-- Written request --
Below are some entries. Copy each line that holds the string "chevron".

(begin)

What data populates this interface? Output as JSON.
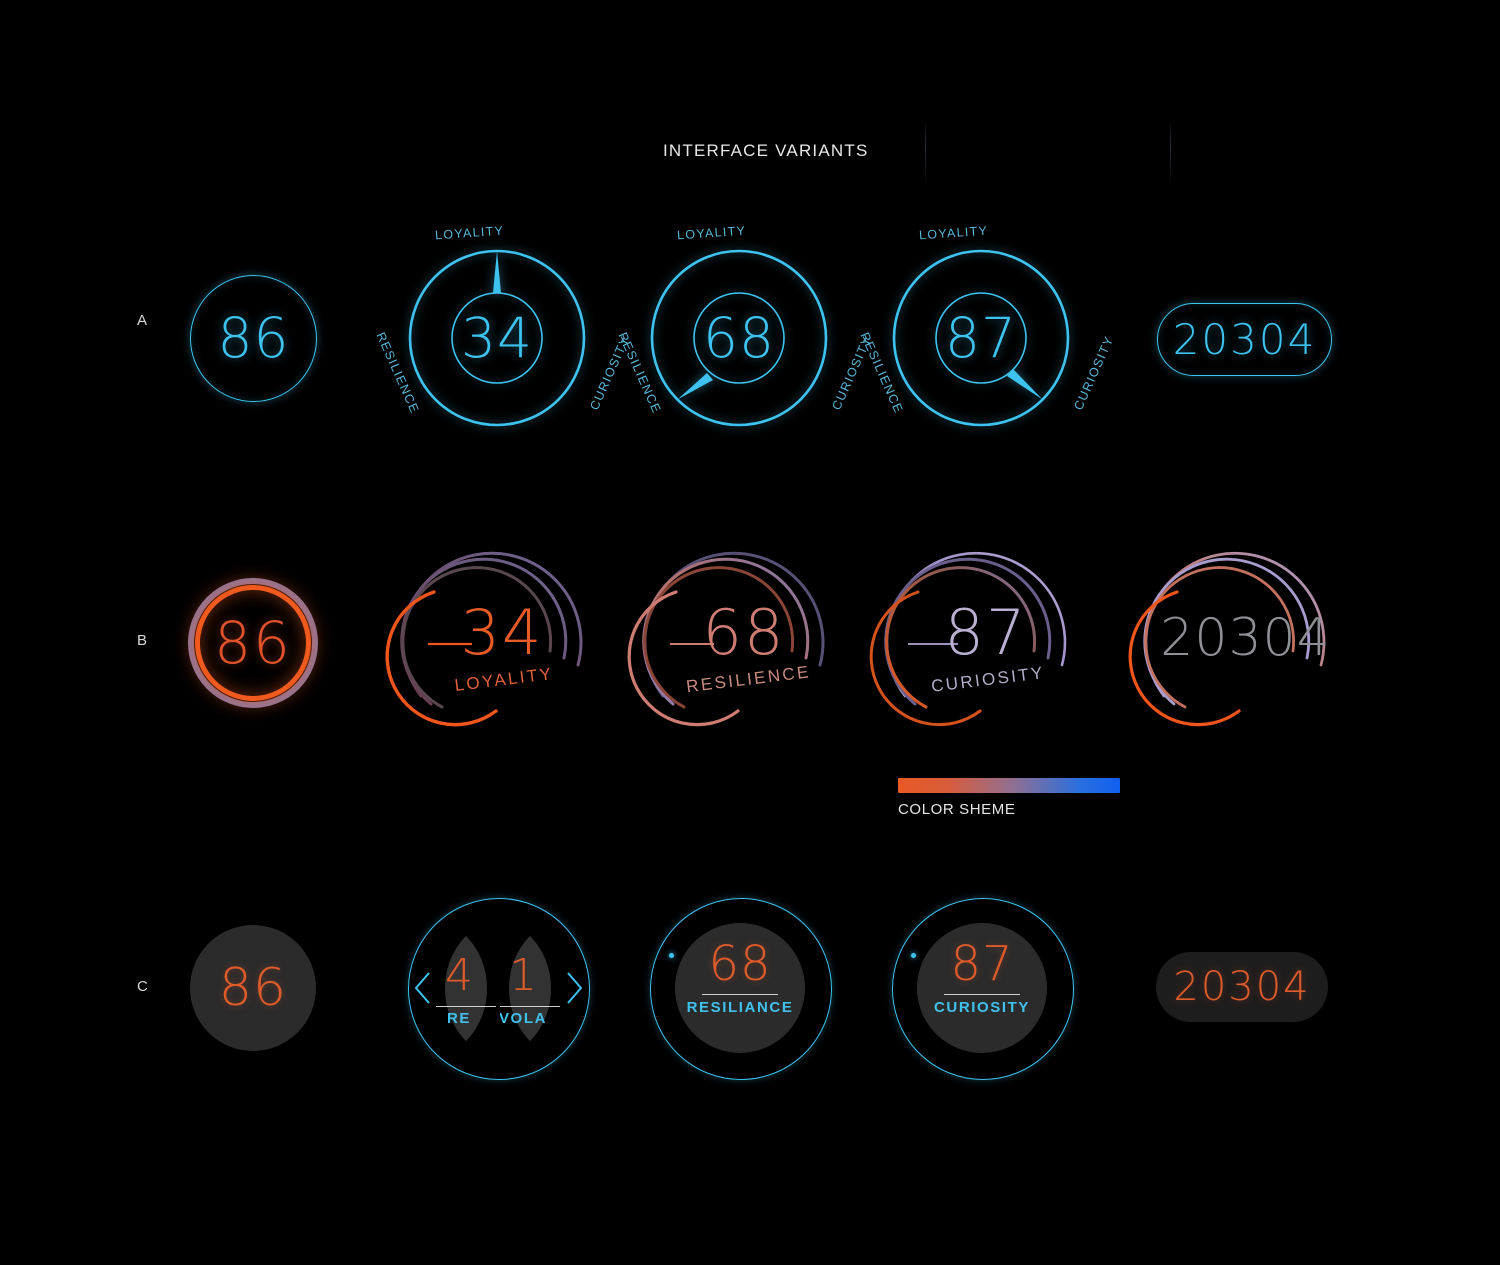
{
  "page": {
    "title": "INTERFACE VARIANTS",
    "background": "#000000"
  },
  "colors": {
    "cyan": "#3ec3f0",
    "orange": "#e85a26",
    "purple": "#9b8ec4",
    "salmon": "#cf7d73",
    "grey_text": "#9a9a9a",
    "disc_fill": "#2b2b2b"
  },
  "rows": [
    {
      "id": "A",
      "label": "A"
    },
    {
      "id": "B",
      "label": "B"
    },
    {
      "id": "C",
      "label": "C"
    }
  ],
  "row_a": {
    "badge": {
      "value": "86"
    },
    "gauges": [
      {
        "value": "34",
        "labels": {
          "top": "LOYALITY",
          "left": "RESILIENCE",
          "right": "CURIOSITY"
        },
        "pointer": "top"
      },
      {
        "value": "68",
        "labels": {
          "top": "LOYALITY",
          "left": "RESILIENCE",
          "right": "CURIOSITY"
        },
        "pointer": "lower-left"
      },
      {
        "value": "87",
        "labels": {
          "top": "LOYALITY",
          "left": "RESILIENCE",
          "right": "CURIOSITY"
        },
        "pointer": "lower-right"
      }
    ],
    "pill": {
      "value": "20304"
    }
  },
  "row_b": {
    "badge": {
      "value": "86"
    },
    "gauges": [
      {
        "value": "34",
        "label": "LOYALITY",
        "accent": "#e85a26"
      },
      {
        "value": "68",
        "label": "RESILIENCE",
        "accent": "#cf7d73"
      },
      {
        "value": "87",
        "label": "CURIOSITY",
        "accent": "#b3a6d6"
      }
    ],
    "pill": {
      "value": "20304"
    }
  },
  "color_scheme": {
    "label": "COLOR SHEME",
    "from": "#e85a26",
    "to": "#1060f0"
  },
  "row_c": {
    "badge": {
      "value": "86"
    },
    "selector": {
      "left_arrow": "chevron-left-icon",
      "right_arrow": "chevron-right-icon",
      "items": [
        {
          "value": "4",
          "label": "RE"
        },
        {
          "value": "1",
          "label": "VOLA"
        }
      ]
    },
    "gauges": [
      {
        "value": "68",
        "label": "RESILIANCE"
      },
      {
        "value": "87",
        "label": "CURIOSITY"
      }
    ],
    "pill": {
      "value": "20304"
    }
  }
}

(end)

-- Written reply --
      "left_arrow": "chevron-left-icon",
      "right_arrow": "chevron-right-icon",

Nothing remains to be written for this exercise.